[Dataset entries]
§

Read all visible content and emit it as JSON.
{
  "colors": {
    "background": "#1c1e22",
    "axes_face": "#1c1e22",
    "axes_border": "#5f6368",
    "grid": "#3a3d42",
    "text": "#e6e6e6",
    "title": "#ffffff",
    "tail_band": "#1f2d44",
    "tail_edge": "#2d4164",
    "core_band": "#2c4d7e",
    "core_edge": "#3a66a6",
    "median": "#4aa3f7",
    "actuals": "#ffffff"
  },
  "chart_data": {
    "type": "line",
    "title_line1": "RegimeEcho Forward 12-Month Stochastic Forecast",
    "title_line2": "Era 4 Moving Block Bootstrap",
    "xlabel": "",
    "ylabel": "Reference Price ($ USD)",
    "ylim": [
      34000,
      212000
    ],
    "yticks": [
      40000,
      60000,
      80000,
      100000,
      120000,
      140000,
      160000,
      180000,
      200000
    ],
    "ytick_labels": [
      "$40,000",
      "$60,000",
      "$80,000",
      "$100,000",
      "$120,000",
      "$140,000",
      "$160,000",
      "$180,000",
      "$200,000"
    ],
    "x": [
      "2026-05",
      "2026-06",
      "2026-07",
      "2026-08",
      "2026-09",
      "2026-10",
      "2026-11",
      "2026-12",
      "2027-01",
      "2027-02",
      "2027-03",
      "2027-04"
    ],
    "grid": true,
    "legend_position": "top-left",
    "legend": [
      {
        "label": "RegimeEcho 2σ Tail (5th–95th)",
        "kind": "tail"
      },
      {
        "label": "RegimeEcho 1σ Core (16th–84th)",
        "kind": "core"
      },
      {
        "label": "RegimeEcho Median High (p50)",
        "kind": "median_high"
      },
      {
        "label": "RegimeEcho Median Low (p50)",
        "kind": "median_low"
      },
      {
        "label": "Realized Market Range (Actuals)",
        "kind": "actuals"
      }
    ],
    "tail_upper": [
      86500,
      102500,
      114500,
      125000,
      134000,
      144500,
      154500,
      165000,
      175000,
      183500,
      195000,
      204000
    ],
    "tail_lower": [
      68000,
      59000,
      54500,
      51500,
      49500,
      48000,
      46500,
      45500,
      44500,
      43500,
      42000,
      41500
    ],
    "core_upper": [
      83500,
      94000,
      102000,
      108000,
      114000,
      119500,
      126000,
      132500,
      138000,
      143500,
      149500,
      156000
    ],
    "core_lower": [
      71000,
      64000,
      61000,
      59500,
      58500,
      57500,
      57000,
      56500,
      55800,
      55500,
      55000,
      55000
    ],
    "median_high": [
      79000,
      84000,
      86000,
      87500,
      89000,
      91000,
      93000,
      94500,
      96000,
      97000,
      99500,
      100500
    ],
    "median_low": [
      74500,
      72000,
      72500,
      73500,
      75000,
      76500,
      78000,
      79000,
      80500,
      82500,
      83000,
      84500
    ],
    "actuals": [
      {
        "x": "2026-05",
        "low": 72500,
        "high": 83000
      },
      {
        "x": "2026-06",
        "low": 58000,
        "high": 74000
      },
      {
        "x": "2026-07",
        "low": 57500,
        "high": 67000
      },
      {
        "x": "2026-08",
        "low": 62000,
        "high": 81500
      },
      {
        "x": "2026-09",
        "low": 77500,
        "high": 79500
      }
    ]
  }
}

§

■ Do this ■
Look through the entries and return every line where "kind" appears.

■ The result ■
        "kind": "tail"
        "kind": "core"
        "kind": "median_high"
        "kind": "median_low"
        "kind": "actuals"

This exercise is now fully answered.